─── Records for the exercise

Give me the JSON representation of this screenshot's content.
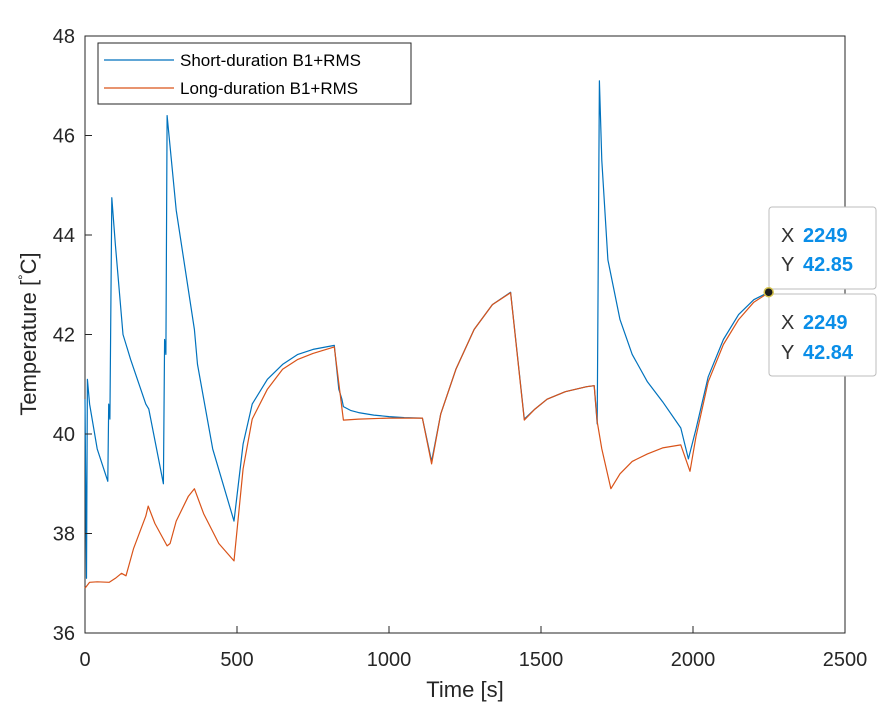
{
  "chart_data": {
    "type": "line",
    "xlabel": "Time [s]",
    "ylabel_text": "Temperature [",
    "ylabel_unit": "C]",
    "xlim": [
      0,
      2500
    ],
    "ylim": [
      36,
      48
    ],
    "xticks": [
      0,
      500,
      1000,
      1500,
      2000,
      2500
    ],
    "yticks": [
      36,
      38,
      40,
      42,
      44,
      46,
      48
    ],
    "grid": false,
    "legend_position": "top-left",
    "series": [
      {
        "name": "Short-duration B1+RMS",
        "color": "#0072bd",
        "points": [
          [
            0,
            40.7
          ],
          [
            5,
            37.1
          ],
          [
            8,
            41.1
          ],
          [
            15,
            40.6
          ],
          [
            40,
            39.7
          ],
          [
            75,
            39.05
          ],
          [
            78,
            40.6
          ],
          [
            82,
            40.3
          ],
          [
            88,
            44.75
          ],
          [
            100,
            43.8
          ],
          [
            125,
            42
          ],
          [
            150,
            41.5
          ],
          [
            200,
            40.6
          ],
          [
            210,
            40.5
          ],
          [
            258,
            39.0
          ],
          [
            262,
            41.9
          ],
          [
            266,
            41.6
          ],
          [
            270,
            46.4
          ],
          [
            300,
            44.5
          ],
          [
            360,
            42.1
          ],
          [
            370,
            41.4
          ],
          [
            420,
            39.7
          ],
          [
            490,
            38.25
          ],
          [
            520,
            39.8
          ],
          [
            550,
            40.6
          ],
          [
            600,
            41.1
          ],
          [
            650,
            41.4
          ],
          [
            700,
            41.6
          ],
          [
            750,
            41.7
          ],
          [
            820,
            41.78
          ],
          [
            835,
            40.9
          ],
          [
            845,
            40.7
          ],
          [
            850,
            40.55
          ],
          [
            875,
            40.47
          ],
          [
            900,
            40.43
          ],
          [
            950,
            40.38
          ],
          [
            1000,
            40.35
          ],
          [
            1050,
            40.33
          ],
          [
            1110,
            40.32
          ],
          [
            1140,
            39.45
          ],
          [
            1170,
            40.4
          ],
          [
            1220,
            41.3
          ],
          [
            1280,
            42.1
          ],
          [
            1340,
            42.6
          ],
          [
            1400,
            42.85
          ],
          [
            1445,
            40.3
          ],
          [
            1480,
            40.5
          ],
          [
            1520,
            40.7
          ],
          [
            1580,
            40.85
          ],
          [
            1650,
            40.95
          ],
          [
            1675,
            40.97
          ],
          [
            1685,
            40.2
          ],
          [
            1692,
            47.1
          ],
          [
            1700,
            45.5
          ],
          [
            1720,
            43.5
          ],
          [
            1760,
            42.3
          ],
          [
            1800,
            41.6
          ],
          [
            1850,
            41.05
          ],
          [
            1900,
            40.65
          ],
          [
            1960,
            40.12
          ],
          [
            1985,
            39.5
          ],
          [
            2010,
            40.1
          ],
          [
            2050,
            41.15
          ],
          [
            2100,
            41.9
          ],
          [
            2150,
            42.4
          ],
          [
            2200,
            42.7
          ],
          [
            2249,
            42.85
          ]
        ]
      },
      {
        "name": "Long-duration B1+RMS",
        "color": "#d95319",
        "points": [
          [
            0,
            36.9
          ],
          [
            15,
            37.02
          ],
          [
            40,
            37.03
          ],
          [
            80,
            37.02
          ],
          [
            100,
            37.1
          ],
          [
            120,
            37.2
          ],
          [
            135,
            37.15
          ],
          [
            160,
            37.7
          ],
          [
            200,
            38.35
          ],
          [
            208,
            38.55
          ],
          [
            230,
            38.2
          ],
          [
            270,
            37.75
          ],
          [
            280,
            37.8
          ],
          [
            300,
            38.25
          ],
          [
            340,
            38.75
          ],
          [
            360,
            38.9
          ],
          [
            390,
            38.4
          ],
          [
            440,
            37.8
          ],
          [
            490,
            37.45
          ],
          [
            520,
            39.3
          ],
          [
            550,
            40.3
          ],
          [
            600,
            40.9
          ],
          [
            650,
            41.3
          ],
          [
            700,
            41.5
          ],
          [
            750,
            41.62
          ],
          [
            820,
            41.75
          ],
          [
            850,
            40.28
          ],
          [
            900,
            40.3
          ],
          [
            1000,
            40.32
          ],
          [
            1110,
            40.32
          ],
          [
            1140,
            39.4
          ],
          [
            1170,
            40.4
          ],
          [
            1220,
            41.3
          ],
          [
            1280,
            42.1
          ],
          [
            1340,
            42.6
          ],
          [
            1400,
            42.84
          ],
          [
            1445,
            40.28
          ],
          [
            1480,
            40.5
          ],
          [
            1520,
            40.7
          ],
          [
            1580,
            40.85
          ],
          [
            1650,
            40.95
          ],
          [
            1675,
            40.97
          ],
          [
            1685,
            40.25
          ],
          [
            1700,
            39.7
          ],
          [
            1730,
            38.9
          ],
          [
            1760,
            39.2
          ],
          [
            1800,
            39.45
          ],
          [
            1850,
            39.6
          ],
          [
            1900,
            39.72
          ],
          [
            1960,
            39.78
          ],
          [
            1990,
            39.25
          ],
          [
            2010,
            39.95
          ],
          [
            2050,
            41.05
          ],
          [
            2100,
            41.8
          ],
          [
            2150,
            42.3
          ],
          [
            2200,
            42.65
          ],
          [
            2249,
            42.84
          ]
        ]
      }
    ],
    "datatips": [
      {
        "x_label": "X",
        "y_label": "Y",
        "x_value": "2249",
        "y_value": "42.85"
      },
      {
        "x_label": "X",
        "y_label": "Y",
        "x_value": "2249",
        "y_value": "42.84"
      }
    ]
  }
}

──────

# Given instruction
Reproduce every record above exactly, omitting the pictures.

# Completed task
Give me the JSON representation of this screenshot's content.
{
  "chart_data": {
    "type": "line",
    "xlabel": "Time [s]",
    "ylabel_text": "Temperature [",
    "ylabel_unit": "C]",
    "xlim": [
      0,
      2500
    ],
    "ylim": [
      36,
      48
    ],
    "xticks": [
      0,
      500,
      1000,
      1500,
      2000,
      2500
    ],
    "yticks": [
      36,
      38,
      40,
      42,
      44,
      46,
      48
    ],
    "grid": false,
    "legend_position": "top-left",
    "series": [
      {
        "name": "Short-duration B1+RMS",
        "color": "#0072bd",
        "points": [
          [
            0,
            40.7
          ],
          [
            5,
            37.1
          ],
          [
            8,
            41.1
          ],
          [
            15,
            40.6
          ],
          [
            40,
            39.7
          ],
          [
            75,
            39.05
          ],
          [
            78,
            40.6
          ],
          [
            82,
            40.3
          ],
          [
            88,
            44.75
          ],
          [
            100,
            43.8
          ],
          [
            125,
            42
          ],
          [
            150,
            41.5
          ],
          [
            200,
            40.6
          ],
          [
            210,
            40.5
          ],
          [
            258,
            39.0
          ],
          [
            262,
            41.9
          ],
          [
            266,
            41.6
          ],
          [
            270,
            46.4
          ],
          [
            300,
            44.5
          ],
          [
            360,
            42.1
          ],
          [
            370,
            41.4
          ],
          [
            420,
            39.7
          ],
          [
            490,
            38.25
          ],
          [
            520,
            39.8
          ],
          [
            550,
            40.6
          ],
          [
            600,
            41.1
          ],
          [
            650,
            41.4
          ],
          [
            700,
            41.6
          ],
          [
            750,
            41.7
          ],
          [
            820,
            41.78
          ],
          [
            835,
            40.9
          ],
          [
            845,
            40.7
          ],
          [
            850,
            40.55
          ],
          [
            875,
            40.47
          ],
          [
            900,
            40.43
          ],
          [
            950,
            40.38
          ],
          [
            1000,
            40.35
          ],
          [
            1050,
            40.33
          ],
          [
            1110,
            40.32
          ],
          [
            1140,
            39.45
          ],
          [
            1170,
            40.4
          ],
          [
            1220,
            41.3
          ],
          [
            1280,
            42.1
          ],
          [
            1340,
            42.6
          ],
          [
            1400,
            42.85
          ],
          [
            1445,
            40.3
          ],
          [
            1480,
            40.5
          ],
          [
            1520,
            40.7
          ],
          [
            1580,
            40.85
          ],
          [
            1650,
            40.95
          ],
          [
            1675,
            40.97
          ],
          [
            1685,
            40.2
          ],
          [
            1692,
            47.1
          ],
          [
            1700,
            45.5
          ],
          [
            1720,
            43.5
          ],
          [
            1760,
            42.3
          ],
          [
            1800,
            41.6
          ],
          [
            1850,
            41.05
          ],
          [
            1900,
            40.65
          ],
          [
            1960,
            40.12
          ],
          [
            1985,
            39.5
          ],
          [
            2010,
            40.1
          ],
          [
            2050,
            41.15
          ],
          [
            2100,
            41.9
          ],
          [
            2150,
            42.4
          ],
          [
            2200,
            42.7
          ],
          [
            2249,
            42.85
          ]
        ]
      },
      {
        "name": "Long-duration B1+RMS",
        "color": "#d95319",
        "points": [
          [
            0,
            36.9
          ],
          [
            15,
            37.02
          ],
          [
            40,
            37.03
          ],
          [
            80,
            37.02
          ],
          [
            100,
            37.1
          ],
          [
            120,
            37.2
          ],
          [
            135,
            37.15
          ],
          [
            160,
            37.7
          ],
          [
            200,
            38.35
          ],
          [
            208,
            38.55
          ],
          [
            230,
            38.2
          ],
          [
            270,
            37.75
          ],
          [
            280,
            37.8
          ],
          [
            300,
            38.25
          ],
          [
            340,
            38.75
          ],
          [
            360,
            38.9
          ],
          [
            390,
            38.4
          ],
          [
            440,
            37.8
          ],
          [
            490,
            37.45
          ],
          [
            520,
            39.3
          ],
          [
            550,
            40.3
          ],
          [
            600,
            40.9
          ],
          [
            650,
            41.3
          ],
          [
            700,
            41.5
          ],
          [
            750,
            41.62
          ],
          [
            820,
            41.75
          ],
          [
            850,
            40.28
          ],
          [
            900,
            40.3
          ],
          [
            1000,
            40.32
          ],
          [
            1110,
            40.32
          ],
          [
            1140,
            39.4
          ],
          [
            1170,
            40.4
          ],
          [
            1220,
            41.3
          ],
          [
            1280,
            42.1
          ],
          [
            1340,
            42.6
          ],
          [
            1400,
            42.84
          ],
          [
            1445,
            40.28
          ],
          [
            1480,
            40.5
          ],
          [
            1520,
            40.7
          ],
          [
            1580,
            40.85
          ],
          [
            1650,
            40.95
          ],
          [
            1675,
            40.97
          ],
          [
            1685,
            40.25
          ],
          [
            1700,
            39.7
          ],
          [
            1730,
            38.9
          ],
          [
            1760,
            39.2
          ],
          [
            1800,
            39.45
          ],
          [
            1850,
            39.6
          ],
          [
            1900,
            39.72
          ],
          [
            1960,
            39.78
          ],
          [
            1990,
            39.25
          ],
          [
            2010,
            39.95
          ],
          [
            2050,
            41.05
          ],
          [
            2100,
            41.8
          ],
          [
            2150,
            42.3
          ],
          [
            2200,
            42.65
          ],
          [
            2249,
            42.84
          ]
        ]
      }
    ],
    "datatips": [
      {
        "x_label": "X",
        "y_label": "Y",
        "x_value": "2249",
        "y_value": "42.85"
      },
      {
        "x_label": "X",
        "y_label": "Y",
        "x_value": "2249",
        "y_value": "42.84"
      }
    ]
  }
}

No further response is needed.